Report how many lines below contain the word "xlabel". Give only the number.

....................

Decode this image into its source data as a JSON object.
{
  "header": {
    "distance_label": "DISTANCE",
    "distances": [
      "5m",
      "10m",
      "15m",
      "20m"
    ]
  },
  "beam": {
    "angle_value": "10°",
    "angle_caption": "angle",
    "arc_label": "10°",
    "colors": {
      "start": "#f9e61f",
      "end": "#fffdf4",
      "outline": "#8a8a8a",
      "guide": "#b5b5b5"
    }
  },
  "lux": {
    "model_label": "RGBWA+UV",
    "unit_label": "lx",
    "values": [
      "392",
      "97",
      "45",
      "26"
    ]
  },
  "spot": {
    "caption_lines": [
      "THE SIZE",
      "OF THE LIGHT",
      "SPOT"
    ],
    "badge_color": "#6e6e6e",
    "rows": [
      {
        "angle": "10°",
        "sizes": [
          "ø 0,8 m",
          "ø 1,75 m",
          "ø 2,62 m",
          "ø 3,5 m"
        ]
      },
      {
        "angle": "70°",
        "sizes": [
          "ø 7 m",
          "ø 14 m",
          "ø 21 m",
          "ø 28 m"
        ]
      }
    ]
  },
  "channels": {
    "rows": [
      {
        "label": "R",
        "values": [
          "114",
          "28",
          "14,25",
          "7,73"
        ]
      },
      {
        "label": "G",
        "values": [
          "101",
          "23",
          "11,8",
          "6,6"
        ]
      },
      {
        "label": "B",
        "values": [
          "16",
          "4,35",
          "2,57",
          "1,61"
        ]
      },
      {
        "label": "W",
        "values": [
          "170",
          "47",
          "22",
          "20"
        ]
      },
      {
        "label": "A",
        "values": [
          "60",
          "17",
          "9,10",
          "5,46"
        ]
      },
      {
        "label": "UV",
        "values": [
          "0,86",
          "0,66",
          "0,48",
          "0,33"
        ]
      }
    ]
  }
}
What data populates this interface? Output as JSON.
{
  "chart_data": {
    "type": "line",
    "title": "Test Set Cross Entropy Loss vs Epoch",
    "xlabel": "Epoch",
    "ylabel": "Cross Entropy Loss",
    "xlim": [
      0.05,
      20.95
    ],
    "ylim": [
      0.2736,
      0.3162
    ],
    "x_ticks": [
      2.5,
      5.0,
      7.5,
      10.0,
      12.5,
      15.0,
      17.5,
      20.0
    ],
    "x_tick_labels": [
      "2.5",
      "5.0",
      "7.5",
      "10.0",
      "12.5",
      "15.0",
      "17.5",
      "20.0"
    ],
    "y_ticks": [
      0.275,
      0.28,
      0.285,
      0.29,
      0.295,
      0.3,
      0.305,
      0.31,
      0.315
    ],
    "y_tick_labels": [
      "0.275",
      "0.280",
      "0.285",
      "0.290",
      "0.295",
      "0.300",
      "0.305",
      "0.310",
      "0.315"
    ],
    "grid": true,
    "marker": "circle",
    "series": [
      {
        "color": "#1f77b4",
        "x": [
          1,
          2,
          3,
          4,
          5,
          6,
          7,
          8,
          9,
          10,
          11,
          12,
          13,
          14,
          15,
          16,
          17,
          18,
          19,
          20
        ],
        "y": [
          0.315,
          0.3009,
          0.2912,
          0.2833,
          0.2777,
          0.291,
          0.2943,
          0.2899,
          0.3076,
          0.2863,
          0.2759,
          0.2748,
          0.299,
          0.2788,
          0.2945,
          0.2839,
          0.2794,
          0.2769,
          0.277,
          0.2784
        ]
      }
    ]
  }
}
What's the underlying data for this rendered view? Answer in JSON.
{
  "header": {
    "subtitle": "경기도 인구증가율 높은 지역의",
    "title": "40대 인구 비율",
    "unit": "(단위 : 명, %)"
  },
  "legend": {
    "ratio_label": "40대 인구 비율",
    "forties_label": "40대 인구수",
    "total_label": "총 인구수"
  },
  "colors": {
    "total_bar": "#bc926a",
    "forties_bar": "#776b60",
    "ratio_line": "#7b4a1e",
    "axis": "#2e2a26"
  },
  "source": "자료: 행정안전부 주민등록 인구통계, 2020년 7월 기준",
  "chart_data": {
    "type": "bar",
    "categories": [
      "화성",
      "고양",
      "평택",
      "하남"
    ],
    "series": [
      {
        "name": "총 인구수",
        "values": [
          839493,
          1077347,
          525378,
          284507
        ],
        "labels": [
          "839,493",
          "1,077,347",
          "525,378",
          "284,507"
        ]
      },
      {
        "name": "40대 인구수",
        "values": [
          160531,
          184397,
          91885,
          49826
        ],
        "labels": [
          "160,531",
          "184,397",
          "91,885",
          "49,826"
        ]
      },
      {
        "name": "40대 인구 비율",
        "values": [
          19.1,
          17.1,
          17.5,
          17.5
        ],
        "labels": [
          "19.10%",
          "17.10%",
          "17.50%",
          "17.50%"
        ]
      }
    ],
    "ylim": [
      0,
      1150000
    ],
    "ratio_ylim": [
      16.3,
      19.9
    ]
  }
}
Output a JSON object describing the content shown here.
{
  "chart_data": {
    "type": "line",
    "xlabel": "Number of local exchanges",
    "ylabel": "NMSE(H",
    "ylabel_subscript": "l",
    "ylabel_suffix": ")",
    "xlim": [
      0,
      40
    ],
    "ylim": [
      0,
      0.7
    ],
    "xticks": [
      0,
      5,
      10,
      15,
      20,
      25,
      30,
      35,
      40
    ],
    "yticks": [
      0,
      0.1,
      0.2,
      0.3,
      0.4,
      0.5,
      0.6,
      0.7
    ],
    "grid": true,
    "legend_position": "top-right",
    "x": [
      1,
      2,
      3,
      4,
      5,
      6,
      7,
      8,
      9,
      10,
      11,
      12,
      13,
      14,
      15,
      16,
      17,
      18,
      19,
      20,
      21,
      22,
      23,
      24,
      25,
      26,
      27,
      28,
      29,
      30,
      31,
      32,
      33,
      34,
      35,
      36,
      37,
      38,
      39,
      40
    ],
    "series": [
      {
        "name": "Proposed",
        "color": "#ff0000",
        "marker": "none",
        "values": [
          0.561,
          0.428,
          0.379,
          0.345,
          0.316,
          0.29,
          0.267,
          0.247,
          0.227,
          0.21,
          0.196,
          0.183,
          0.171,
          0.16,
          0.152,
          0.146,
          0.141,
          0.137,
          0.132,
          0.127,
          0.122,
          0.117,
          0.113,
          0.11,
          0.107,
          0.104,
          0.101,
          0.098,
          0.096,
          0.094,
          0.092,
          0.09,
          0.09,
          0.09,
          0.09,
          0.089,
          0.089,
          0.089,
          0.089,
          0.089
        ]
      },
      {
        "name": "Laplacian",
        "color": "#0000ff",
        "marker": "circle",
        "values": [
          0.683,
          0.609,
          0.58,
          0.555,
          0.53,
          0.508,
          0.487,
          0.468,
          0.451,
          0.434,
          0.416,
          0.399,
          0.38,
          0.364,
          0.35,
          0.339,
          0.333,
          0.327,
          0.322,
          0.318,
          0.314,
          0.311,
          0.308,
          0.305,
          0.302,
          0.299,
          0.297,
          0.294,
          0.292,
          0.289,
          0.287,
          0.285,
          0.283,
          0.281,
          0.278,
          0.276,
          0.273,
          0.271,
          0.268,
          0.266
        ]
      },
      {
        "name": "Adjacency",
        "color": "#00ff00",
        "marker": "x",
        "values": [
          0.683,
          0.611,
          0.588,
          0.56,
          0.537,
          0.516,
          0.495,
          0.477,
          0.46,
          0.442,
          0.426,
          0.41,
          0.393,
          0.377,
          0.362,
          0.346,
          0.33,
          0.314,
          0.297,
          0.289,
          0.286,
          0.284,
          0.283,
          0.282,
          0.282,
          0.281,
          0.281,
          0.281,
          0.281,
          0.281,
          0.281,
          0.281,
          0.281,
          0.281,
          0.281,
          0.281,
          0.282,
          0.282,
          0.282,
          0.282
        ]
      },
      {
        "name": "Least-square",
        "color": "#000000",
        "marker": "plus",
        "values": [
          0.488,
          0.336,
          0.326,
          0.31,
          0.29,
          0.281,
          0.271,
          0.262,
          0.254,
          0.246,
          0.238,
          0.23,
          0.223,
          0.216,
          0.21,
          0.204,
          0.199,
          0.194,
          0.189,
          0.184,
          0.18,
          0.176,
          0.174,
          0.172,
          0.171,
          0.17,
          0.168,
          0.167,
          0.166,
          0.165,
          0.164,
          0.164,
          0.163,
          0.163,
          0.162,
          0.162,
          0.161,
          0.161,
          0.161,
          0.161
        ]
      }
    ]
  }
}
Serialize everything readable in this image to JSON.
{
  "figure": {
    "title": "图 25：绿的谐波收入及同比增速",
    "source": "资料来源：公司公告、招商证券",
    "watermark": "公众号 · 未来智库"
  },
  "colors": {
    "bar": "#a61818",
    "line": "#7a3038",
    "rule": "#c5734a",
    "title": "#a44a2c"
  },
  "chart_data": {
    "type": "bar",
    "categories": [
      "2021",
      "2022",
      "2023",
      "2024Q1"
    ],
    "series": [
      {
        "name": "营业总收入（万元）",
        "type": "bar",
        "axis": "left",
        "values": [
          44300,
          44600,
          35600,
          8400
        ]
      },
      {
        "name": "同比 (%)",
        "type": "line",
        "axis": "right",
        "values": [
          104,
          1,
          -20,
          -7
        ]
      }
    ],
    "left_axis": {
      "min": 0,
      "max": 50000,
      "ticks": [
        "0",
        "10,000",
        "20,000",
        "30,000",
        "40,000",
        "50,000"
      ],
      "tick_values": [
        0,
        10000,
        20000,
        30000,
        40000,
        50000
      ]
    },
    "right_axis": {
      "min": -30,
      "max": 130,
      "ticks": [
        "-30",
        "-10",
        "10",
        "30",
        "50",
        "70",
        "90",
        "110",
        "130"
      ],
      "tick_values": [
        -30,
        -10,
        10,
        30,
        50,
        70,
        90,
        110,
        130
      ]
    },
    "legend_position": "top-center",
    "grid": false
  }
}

....................

Response:
2